--- START OF DATA FOR PROCESSING ---
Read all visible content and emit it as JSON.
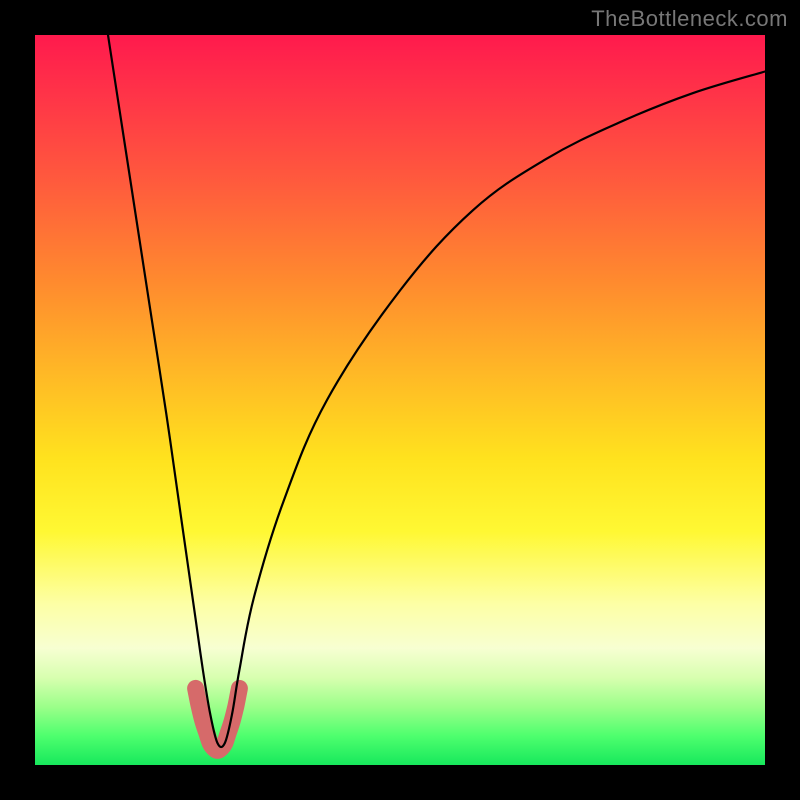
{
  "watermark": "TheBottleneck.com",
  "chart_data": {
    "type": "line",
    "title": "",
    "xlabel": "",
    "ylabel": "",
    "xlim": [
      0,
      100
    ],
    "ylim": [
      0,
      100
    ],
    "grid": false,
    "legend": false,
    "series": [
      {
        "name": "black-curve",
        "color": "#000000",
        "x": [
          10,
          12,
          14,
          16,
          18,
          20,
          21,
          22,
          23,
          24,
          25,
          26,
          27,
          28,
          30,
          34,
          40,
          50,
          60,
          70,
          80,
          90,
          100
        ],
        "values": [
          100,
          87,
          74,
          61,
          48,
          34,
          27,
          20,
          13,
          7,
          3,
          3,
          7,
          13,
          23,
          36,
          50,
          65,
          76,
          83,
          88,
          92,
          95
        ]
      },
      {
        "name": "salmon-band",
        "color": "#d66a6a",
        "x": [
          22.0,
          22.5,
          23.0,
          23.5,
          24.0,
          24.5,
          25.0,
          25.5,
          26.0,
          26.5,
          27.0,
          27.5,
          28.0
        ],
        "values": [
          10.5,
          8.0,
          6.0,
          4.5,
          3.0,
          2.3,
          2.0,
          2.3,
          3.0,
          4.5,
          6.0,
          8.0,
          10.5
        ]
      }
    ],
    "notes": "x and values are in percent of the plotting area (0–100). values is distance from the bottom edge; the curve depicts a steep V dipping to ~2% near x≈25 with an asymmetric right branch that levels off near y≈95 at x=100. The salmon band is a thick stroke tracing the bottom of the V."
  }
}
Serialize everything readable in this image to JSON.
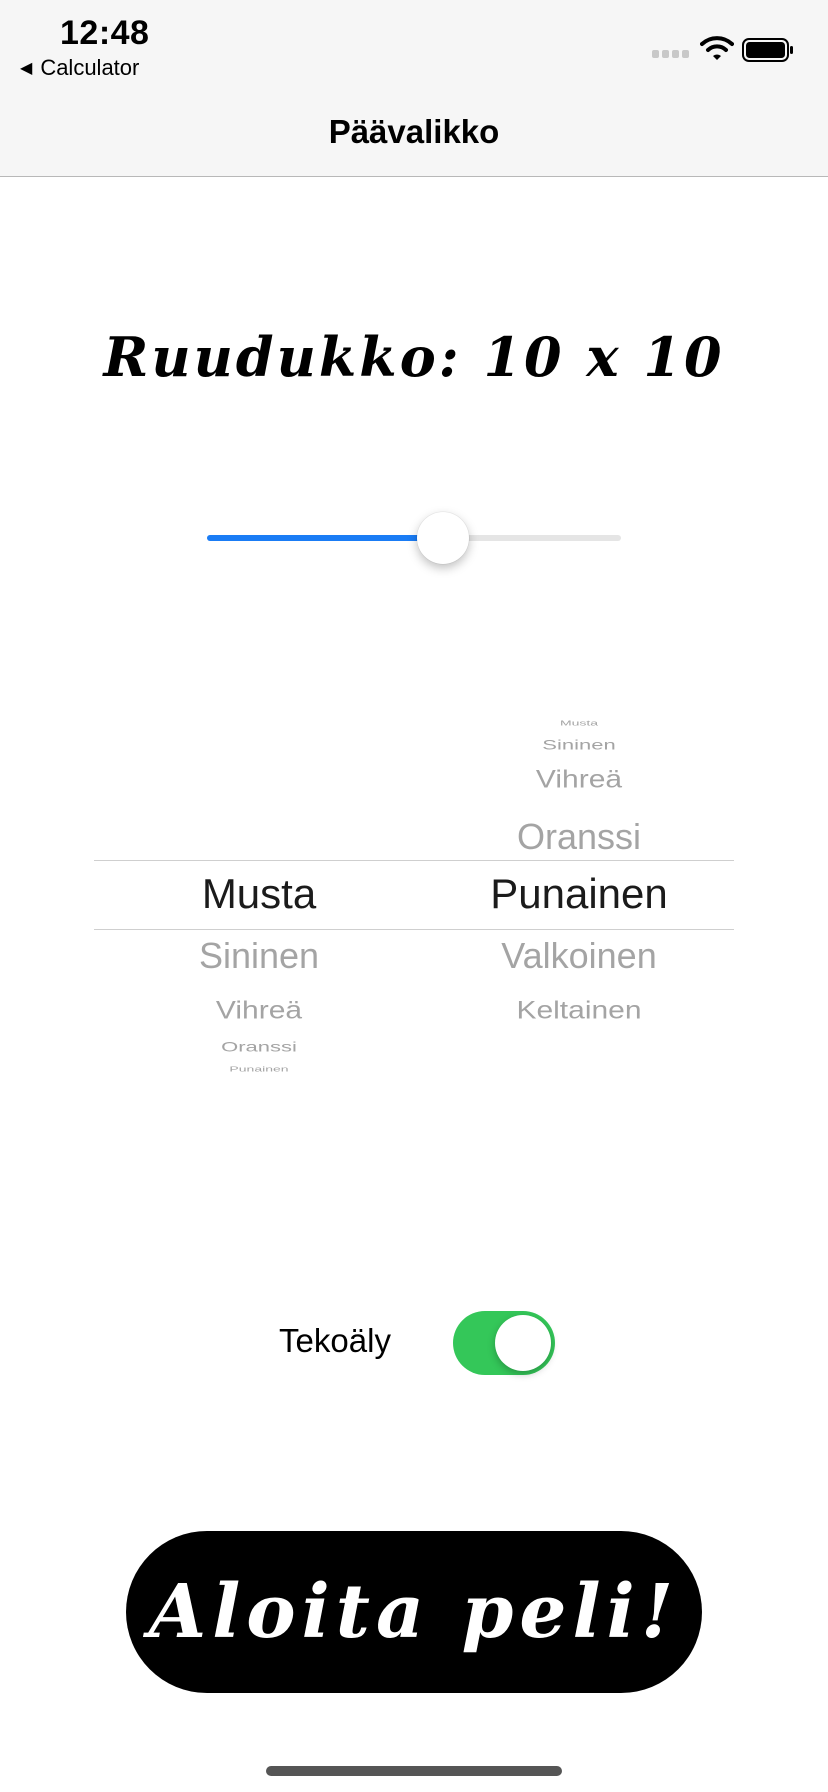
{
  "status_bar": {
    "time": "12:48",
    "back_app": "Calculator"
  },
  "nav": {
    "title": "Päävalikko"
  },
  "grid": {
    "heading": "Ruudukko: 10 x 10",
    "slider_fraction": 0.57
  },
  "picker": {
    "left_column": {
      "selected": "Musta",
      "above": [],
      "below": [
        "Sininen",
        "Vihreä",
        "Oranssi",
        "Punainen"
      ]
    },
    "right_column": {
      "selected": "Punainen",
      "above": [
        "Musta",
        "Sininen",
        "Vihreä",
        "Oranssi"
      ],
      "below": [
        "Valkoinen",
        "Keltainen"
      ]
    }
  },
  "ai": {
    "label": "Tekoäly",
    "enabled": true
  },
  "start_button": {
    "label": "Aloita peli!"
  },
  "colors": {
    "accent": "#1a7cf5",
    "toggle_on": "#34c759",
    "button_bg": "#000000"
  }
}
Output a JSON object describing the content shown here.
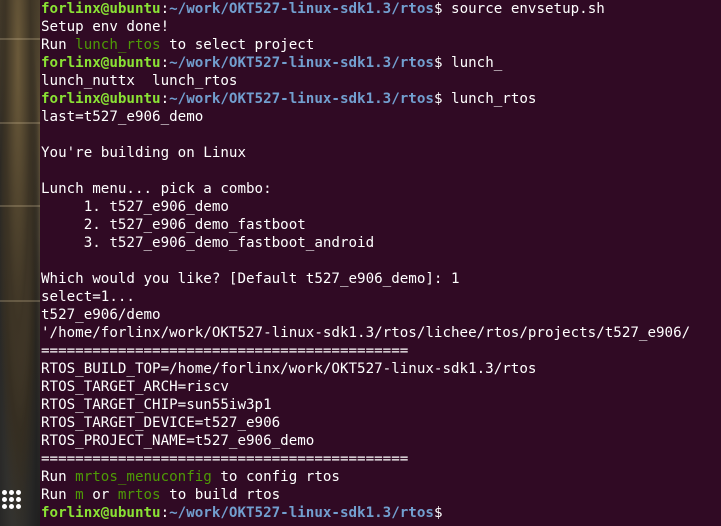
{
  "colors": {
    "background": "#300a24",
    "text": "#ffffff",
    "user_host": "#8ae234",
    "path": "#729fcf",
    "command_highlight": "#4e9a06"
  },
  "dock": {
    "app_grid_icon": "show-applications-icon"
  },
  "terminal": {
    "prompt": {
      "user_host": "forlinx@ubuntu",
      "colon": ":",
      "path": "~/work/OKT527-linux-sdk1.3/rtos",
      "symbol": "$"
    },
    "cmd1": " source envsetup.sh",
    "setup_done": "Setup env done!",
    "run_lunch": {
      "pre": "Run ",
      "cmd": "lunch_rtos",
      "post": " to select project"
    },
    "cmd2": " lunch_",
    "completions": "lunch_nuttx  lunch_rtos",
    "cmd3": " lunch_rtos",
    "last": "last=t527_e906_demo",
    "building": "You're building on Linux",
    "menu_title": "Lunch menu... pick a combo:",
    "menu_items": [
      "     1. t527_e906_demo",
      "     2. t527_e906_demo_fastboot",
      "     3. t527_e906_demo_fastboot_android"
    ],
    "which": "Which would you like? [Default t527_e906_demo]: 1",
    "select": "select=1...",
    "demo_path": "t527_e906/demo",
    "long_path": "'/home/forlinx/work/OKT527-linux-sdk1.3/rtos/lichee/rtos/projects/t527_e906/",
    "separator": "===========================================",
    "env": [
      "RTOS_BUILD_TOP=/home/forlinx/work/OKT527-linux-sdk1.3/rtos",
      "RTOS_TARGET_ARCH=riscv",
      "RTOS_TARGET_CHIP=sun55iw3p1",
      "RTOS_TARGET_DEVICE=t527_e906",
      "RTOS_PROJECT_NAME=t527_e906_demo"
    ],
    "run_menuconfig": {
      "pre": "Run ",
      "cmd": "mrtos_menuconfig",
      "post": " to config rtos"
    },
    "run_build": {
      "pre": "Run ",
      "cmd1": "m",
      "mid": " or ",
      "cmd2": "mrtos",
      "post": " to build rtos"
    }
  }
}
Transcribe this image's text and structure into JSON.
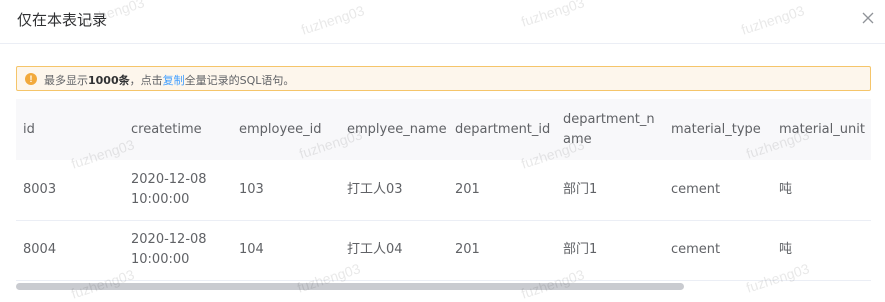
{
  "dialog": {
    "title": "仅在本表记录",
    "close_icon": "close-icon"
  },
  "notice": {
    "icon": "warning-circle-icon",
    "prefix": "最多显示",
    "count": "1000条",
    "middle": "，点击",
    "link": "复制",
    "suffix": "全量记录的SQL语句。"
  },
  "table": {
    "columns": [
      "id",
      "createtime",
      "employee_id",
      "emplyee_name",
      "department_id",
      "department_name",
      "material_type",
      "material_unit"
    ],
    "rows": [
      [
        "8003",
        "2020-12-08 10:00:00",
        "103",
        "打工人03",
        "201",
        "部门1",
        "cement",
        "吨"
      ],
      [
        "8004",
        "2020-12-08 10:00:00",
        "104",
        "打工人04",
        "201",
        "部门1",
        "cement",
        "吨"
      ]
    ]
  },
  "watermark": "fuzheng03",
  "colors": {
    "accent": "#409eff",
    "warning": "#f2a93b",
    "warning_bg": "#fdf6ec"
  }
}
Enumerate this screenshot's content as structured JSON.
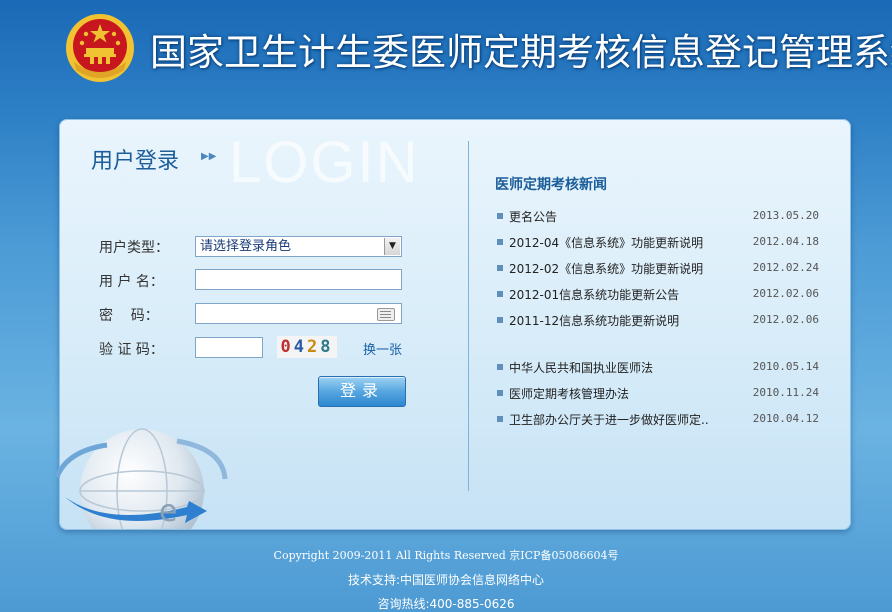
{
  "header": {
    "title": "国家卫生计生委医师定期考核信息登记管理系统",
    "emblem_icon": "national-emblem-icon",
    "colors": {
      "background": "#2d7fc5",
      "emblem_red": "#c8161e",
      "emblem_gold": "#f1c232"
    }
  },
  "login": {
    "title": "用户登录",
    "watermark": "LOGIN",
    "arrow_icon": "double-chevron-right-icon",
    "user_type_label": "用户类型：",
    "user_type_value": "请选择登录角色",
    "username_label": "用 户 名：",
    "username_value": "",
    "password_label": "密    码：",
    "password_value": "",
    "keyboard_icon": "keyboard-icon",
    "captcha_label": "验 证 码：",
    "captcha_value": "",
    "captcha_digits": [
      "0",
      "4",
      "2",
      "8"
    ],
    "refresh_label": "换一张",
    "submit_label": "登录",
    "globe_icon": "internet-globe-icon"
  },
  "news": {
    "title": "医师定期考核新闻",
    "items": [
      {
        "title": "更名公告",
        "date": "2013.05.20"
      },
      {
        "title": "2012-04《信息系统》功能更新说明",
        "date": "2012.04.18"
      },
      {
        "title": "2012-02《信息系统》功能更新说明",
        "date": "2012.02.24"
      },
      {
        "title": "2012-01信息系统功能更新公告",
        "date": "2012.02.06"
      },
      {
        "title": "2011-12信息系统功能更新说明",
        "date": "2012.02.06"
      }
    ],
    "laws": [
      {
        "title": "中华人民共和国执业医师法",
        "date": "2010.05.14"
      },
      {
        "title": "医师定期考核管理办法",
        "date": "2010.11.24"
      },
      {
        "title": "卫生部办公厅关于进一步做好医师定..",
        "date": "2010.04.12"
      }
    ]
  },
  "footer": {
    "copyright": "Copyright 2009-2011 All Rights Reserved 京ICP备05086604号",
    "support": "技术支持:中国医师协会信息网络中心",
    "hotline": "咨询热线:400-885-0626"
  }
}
--- END OF DATA FOR PROCESSING ---
*PROBLEM DESCRIPTION*:
Without the pictures, restate each entry exactly.

*THE REPLY*:
Read all visible content and emit it as JSON.
{
  "watermark": "TheBottleneck.com",
  "chart_data": {
    "type": "line",
    "title": "",
    "xlabel": "",
    "ylabel": "",
    "xlim": [
      0,
      100
    ],
    "ylim": [
      0,
      100
    ],
    "grid": false,
    "legend": false,
    "series": [
      {
        "name": "black-curve",
        "color": "#000000",
        "x": [
          10,
          12,
          14,
          16,
          18,
          20,
          21,
          22,
          23,
          24,
          25,
          26,
          27,
          28,
          30,
          34,
          40,
          50,
          60,
          70,
          80,
          90,
          100
        ],
        "values": [
          100,
          87,
          74,
          61,
          48,
          34,
          27,
          20,
          13,
          7,
          3,
          3,
          7,
          13,
          23,
          36,
          50,
          65,
          76,
          83,
          88,
          92,
          95
        ]
      },
      {
        "name": "salmon-band",
        "color": "#d66a6a",
        "x": [
          22.0,
          22.5,
          23.0,
          23.5,
          24.0,
          24.5,
          25.0,
          25.5,
          26.0,
          26.5,
          27.0,
          27.5,
          28.0
        ],
        "values": [
          10.5,
          8.0,
          6.0,
          4.5,
          3.0,
          2.3,
          2.0,
          2.3,
          3.0,
          4.5,
          6.0,
          8.0,
          10.5
        ]
      }
    ],
    "notes": "x and values are in percent of the plotting area (0–100). values is distance from the bottom edge; the curve depicts a steep V dipping to ~2% near x≈25 with an asymmetric right branch that levels off near y≈95 at x=100. The salmon band is a thick stroke tracing the bottom of the V."
  }
}
Serialize everything readable in this image to JSON.
{
  "status_bar": {
    "time": "12:48",
    "back_app": "Calculator"
  },
  "nav": {
    "title": "Päävalikko"
  },
  "grid": {
    "heading": "Ruudukko: 10 x 10",
    "slider_fraction": 0.57
  },
  "picker": {
    "left_column": {
      "selected": "Musta",
      "above": [],
      "below": [
        "Sininen",
        "Vihreä",
        "Oranssi",
        "Punainen"
      ]
    },
    "right_column": {
      "selected": "Punainen",
      "above": [
        "Musta",
        "Sininen",
        "Vihreä",
        "Oranssi"
      ],
      "below": [
        "Valkoinen",
        "Keltainen"
      ]
    }
  },
  "ai": {
    "label": "Tekoäly",
    "enabled": true
  },
  "start_button": {
    "label": "Aloita peli!"
  },
  "colors": {
    "accent": "#1a7cf5",
    "toggle_on": "#34c759",
    "button_bg": "#000000"
  }
}
Output a JSON object describing the content shown here.
{
  "colors": {
    "background": "#300a24",
    "text": "#ffffff",
    "user_host": "#8ae234",
    "path": "#729fcf",
    "command_highlight": "#4e9a06"
  },
  "dock": {
    "app_grid_icon": "show-applications-icon"
  },
  "terminal": {
    "prompt": {
      "user_host": "forlinx@ubuntu",
      "colon": ":",
      "path": "~/work/OKT527-linux-sdk1.3/rtos",
      "symbol": "$"
    },
    "cmd1": " source envsetup.sh",
    "setup_done": "Setup env done!",
    "run_lunch": {
      "pre": "Run ",
      "cmd": "lunch_rtos",
      "post": " to select project"
    },
    "cmd2": " lunch_",
    "completions": "lunch_nuttx  lunch_rtos",
    "cmd3": " lunch_rtos",
    "last": "last=t527_e906_demo",
    "building": "You're building on Linux",
    "menu_title": "Lunch menu... pick a combo:",
    "menu_items": [
      "     1. t527_e906_demo",
      "     2. t527_e906_demo_fastboot",
      "     3. t527_e906_demo_fastboot_android"
    ],
    "which": "Which would you like? [Default t527_e906_demo]: 1",
    "select": "select=1...",
    "demo_path": "t527_e906/demo",
    "long_path": "'/home/forlinx/work/OKT527-linux-sdk1.3/rtos/lichee/rtos/projects/t527_e906/",
    "separator": "===========================================",
    "env": [
      "RTOS_BUILD_TOP=/home/forlinx/work/OKT527-linux-sdk1.3/rtos",
      "RTOS_TARGET_ARCH=riscv",
      "RTOS_TARGET_CHIP=sun55iw3p1",
      "RTOS_TARGET_DEVICE=t527_e906",
      "RTOS_PROJECT_NAME=t527_e906_demo"
    ],
    "run_menuconfig": {
      "pre": "Run ",
      "cmd": "mrtos_menuconfig",
      "post": " to config rtos"
    },
    "run_build": {
      "pre": "Run ",
      "cmd1": "m",
      "mid": " or ",
      "cmd2": "mrtos",
      "post": " to build rtos"
    }
  }
}
Transcribe this image's text and structure into JSON.
{
  "dialog": {
    "title": "仅在本表记录",
    "close_icon": "close-icon"
  },
  "notice": {
    "icon": "warning-circle-icon",
    "prefix": "最多显示",
    "count": "1000条",
    "middle": "，点击",
    "link": "复制",
    "suffix": "全量记录的SQL语句。"
  },
  "table": {
    "columns": [
      "id",
      "createtime",
      "employee_id",
      "emplyee_name",
      "department_id",
      "department_name",
      "material_type",
      "material_unit"
    ],
    "rows": [
      [
        "8003",
        "2020-12-08 10:00:00",
        "103",
        "打工人03",
        "201",
        "部门1",
        "cement",
        "吨"
      ],
      [
        "8004",
        "2020-12-08 10:00:00",
        "104",
        "打工人04",
        "201",
        "部门1",
        "cement",
        "吨"
      ]
    ]
  },
  "watermark": "fuzheng03",
  "colors": {
    "accent": "#409eff",
    "warning": "#f2a93b",
    "warning_bg": "#fdf6ec"
  }
}
Enumerate this screenshot's content as structured JSON.
{
  "header": {
    "title": "国家卫生计生委医师定期考核信息登记管理系统",
    "emblem_icon": "national-emblem-icon",
    "colors": {
      "background": "#2d7fc5",
      "emblem_red": "#c8161e",
      "emblem_gold": "#f1c232"
    }
  },
  "login": {
    "title": "用户登录",
    "watermark": "LOGIN",
    "arrow_icon": "double-chevron-right-icon",
    "user_type_label": "用户类型：",
    "user_type_value": "请选择登录角色",
    "username_label": "用 户 名：",
    "username_value": "",
    "password_label": "密    码：",
    "password_value": "",
    "keyboard_icon": "keyboard-icon",
    "captcha_label": "验 证 码：",
    "captcha_value": "",
    "captcha_digits": [
      "0",
      "4",
      "2",
      "8"
    ],
    "refresh_label": "换一张",
    "submit_label": "登录",
    "globe_icon": "internet-globe-icon"
  },
  "news": {
    "title": "医师定期考核新闻",
    "items": [
      {
        "title": "更名公告",
        "date": "2013.05.20"
      },
      {
        "title": "2012-04《信息系统》功能更新说明",
        "date": "2012.04.18"
      },
      {
        "title": "2012-02《信息系统》功能更新说明",
        "date": "2012.02.24"
      },
      {
        "title": "2012-01信息系统功能更新公告",
        "date": "2012.02.06"
      },
      {
        "title": "2011-12信息系统功能更新说明",
        "date": "2012.02.06"
      }
    ],
    "laws": [
      {
        "title": "中华人民共和国执业医师法",
        "date": "2010.05.14"
      },
      {
        "title": "医师定期考核管理办法",
        "date": "2010.11.24"
      },
      {
        "title": "卫生部办公厅关于进一步做好医师定..",
        "date": "2010.04.12"
      }
    ]
  },
  "footer": {
    "copyright": "Copyright 2009-2011 All Rights Reserved 京ICP备05086604号",
    "support": "技术支持:中国医师协会信息网络中心",
    "hotline": "咨询热线:400-885-0626"
  }
}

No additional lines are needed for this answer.